◆ Direction: Scan the data below for the string "from". Copy every line where it appears.

━━━━━ Records to process ━━━━━

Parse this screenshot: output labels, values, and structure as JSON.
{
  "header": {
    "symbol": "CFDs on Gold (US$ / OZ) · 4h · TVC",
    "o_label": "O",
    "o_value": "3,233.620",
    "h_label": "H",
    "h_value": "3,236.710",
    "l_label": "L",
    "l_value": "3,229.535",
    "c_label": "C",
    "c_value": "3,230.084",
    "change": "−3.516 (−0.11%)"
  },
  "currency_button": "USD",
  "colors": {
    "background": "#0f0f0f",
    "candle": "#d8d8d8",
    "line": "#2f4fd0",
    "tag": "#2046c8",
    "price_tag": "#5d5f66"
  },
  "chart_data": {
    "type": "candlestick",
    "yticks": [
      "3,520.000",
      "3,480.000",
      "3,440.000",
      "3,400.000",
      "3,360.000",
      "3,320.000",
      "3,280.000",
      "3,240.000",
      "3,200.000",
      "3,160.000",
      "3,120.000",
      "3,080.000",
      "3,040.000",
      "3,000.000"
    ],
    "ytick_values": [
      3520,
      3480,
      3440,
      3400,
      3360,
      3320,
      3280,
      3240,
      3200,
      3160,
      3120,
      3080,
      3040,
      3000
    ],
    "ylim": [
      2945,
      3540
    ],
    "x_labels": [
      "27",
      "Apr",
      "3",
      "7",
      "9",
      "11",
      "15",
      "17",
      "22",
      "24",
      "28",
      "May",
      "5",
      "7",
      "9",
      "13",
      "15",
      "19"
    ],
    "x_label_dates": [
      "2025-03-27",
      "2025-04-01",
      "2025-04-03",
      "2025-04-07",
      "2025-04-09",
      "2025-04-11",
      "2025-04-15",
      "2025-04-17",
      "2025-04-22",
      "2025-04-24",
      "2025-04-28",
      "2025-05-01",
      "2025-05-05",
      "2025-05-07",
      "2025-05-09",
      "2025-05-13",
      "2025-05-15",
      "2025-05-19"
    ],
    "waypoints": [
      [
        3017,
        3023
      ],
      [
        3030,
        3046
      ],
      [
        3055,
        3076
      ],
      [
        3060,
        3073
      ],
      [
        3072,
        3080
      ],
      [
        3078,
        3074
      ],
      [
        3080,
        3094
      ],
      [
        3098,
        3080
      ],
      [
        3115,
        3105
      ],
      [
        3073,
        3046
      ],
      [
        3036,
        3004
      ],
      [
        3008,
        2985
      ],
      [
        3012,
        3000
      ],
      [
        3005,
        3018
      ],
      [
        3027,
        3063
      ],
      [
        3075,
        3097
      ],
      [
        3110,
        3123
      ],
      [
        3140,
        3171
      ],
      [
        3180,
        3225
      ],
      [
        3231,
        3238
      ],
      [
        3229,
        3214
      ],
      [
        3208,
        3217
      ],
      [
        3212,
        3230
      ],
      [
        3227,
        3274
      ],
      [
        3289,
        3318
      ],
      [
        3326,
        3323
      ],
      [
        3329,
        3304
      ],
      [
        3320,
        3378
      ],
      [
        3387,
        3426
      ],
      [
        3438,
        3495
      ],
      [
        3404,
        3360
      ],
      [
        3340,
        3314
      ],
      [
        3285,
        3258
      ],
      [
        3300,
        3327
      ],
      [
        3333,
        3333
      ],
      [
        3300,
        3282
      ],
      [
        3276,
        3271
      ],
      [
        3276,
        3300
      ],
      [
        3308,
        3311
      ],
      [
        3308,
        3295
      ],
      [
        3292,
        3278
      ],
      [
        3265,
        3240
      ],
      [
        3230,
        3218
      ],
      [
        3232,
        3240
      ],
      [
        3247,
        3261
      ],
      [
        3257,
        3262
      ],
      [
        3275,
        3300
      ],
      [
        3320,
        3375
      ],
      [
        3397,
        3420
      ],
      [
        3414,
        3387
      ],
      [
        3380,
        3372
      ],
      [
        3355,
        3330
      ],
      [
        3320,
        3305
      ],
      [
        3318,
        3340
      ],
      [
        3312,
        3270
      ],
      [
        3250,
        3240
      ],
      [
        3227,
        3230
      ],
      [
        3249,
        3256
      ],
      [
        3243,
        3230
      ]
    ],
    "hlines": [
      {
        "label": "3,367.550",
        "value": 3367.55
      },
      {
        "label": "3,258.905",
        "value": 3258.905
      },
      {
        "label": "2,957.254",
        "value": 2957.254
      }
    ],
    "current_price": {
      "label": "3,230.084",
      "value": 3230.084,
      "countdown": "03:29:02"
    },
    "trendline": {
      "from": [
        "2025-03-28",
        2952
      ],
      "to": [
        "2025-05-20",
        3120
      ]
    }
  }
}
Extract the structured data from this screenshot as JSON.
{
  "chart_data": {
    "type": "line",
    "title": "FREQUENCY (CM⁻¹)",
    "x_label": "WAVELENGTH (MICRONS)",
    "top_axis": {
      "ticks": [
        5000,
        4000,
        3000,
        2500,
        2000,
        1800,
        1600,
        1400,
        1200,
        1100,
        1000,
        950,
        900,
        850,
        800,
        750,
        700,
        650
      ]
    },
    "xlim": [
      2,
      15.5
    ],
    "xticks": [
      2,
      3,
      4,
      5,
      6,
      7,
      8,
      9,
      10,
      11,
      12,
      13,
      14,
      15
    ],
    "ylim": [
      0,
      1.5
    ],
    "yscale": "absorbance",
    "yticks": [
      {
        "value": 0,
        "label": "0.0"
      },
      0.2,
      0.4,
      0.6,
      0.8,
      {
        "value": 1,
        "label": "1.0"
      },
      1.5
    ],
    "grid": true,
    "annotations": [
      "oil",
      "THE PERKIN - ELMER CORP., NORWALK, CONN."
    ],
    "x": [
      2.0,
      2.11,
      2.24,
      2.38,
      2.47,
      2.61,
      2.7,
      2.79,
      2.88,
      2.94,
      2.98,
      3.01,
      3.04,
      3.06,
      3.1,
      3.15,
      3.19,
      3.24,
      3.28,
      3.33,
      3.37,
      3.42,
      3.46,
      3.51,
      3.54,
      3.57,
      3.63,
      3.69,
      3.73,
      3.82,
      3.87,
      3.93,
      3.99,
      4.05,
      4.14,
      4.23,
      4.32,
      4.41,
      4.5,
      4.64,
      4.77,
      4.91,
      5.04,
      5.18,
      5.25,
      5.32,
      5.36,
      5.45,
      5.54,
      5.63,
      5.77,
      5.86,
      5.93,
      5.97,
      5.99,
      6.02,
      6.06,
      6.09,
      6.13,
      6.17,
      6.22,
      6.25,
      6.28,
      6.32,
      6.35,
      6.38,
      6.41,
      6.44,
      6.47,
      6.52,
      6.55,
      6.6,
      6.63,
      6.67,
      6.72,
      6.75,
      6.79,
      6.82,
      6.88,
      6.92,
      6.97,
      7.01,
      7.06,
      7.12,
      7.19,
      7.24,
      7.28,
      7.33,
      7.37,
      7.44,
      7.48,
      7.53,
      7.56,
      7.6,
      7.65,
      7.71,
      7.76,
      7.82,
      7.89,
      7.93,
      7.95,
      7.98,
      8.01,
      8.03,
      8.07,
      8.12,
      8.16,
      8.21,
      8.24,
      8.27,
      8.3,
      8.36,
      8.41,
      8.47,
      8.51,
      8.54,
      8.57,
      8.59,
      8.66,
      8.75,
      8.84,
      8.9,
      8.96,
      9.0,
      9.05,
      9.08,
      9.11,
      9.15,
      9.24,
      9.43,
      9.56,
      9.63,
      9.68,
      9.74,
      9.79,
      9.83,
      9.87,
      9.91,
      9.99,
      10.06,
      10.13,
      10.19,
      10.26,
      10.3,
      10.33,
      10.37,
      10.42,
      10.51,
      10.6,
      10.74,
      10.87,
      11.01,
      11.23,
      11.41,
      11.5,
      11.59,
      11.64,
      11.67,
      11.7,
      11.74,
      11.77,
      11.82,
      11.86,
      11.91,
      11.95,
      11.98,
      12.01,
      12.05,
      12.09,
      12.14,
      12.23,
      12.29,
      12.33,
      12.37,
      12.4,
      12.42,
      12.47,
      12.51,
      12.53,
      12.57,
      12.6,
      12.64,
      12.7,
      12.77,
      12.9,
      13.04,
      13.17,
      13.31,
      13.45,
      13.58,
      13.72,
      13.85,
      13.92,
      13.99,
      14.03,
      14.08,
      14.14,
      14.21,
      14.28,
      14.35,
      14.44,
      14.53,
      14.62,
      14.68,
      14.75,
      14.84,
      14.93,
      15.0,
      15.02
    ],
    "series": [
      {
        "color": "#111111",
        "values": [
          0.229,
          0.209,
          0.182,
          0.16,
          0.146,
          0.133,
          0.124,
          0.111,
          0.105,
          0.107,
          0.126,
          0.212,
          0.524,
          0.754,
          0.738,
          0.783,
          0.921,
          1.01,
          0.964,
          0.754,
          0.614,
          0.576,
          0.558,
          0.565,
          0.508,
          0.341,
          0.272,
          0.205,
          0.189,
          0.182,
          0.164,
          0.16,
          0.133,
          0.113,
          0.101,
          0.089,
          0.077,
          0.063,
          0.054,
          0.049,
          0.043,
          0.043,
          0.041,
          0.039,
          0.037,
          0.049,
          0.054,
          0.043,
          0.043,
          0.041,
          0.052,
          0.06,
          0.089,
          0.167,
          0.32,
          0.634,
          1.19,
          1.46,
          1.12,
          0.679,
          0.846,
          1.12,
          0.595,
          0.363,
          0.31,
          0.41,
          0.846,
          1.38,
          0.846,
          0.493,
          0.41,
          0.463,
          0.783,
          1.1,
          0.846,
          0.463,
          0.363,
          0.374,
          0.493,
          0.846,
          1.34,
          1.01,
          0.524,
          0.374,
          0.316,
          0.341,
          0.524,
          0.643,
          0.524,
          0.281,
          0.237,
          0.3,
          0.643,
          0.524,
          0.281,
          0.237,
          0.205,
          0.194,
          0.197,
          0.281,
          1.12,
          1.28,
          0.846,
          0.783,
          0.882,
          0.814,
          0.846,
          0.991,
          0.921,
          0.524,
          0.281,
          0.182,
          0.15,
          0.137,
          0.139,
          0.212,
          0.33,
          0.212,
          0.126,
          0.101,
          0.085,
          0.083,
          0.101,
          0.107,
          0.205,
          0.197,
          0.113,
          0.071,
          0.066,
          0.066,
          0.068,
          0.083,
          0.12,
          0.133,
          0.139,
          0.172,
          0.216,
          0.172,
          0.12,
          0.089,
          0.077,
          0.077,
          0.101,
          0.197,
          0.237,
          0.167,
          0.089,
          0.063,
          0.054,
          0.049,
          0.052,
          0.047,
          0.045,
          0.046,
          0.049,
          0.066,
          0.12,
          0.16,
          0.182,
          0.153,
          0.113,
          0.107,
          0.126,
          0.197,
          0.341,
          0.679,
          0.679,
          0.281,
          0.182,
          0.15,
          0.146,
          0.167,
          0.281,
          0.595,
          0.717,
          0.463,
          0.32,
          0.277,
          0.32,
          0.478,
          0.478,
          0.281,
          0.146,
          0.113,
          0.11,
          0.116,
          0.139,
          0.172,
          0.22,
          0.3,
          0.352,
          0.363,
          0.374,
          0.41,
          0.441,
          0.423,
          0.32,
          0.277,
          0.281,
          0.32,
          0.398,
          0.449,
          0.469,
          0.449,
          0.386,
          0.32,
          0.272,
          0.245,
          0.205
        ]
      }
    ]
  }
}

━━━━━

◆ Output for this task:
      "from": [
Extract the structured data from this screenshot as JSON.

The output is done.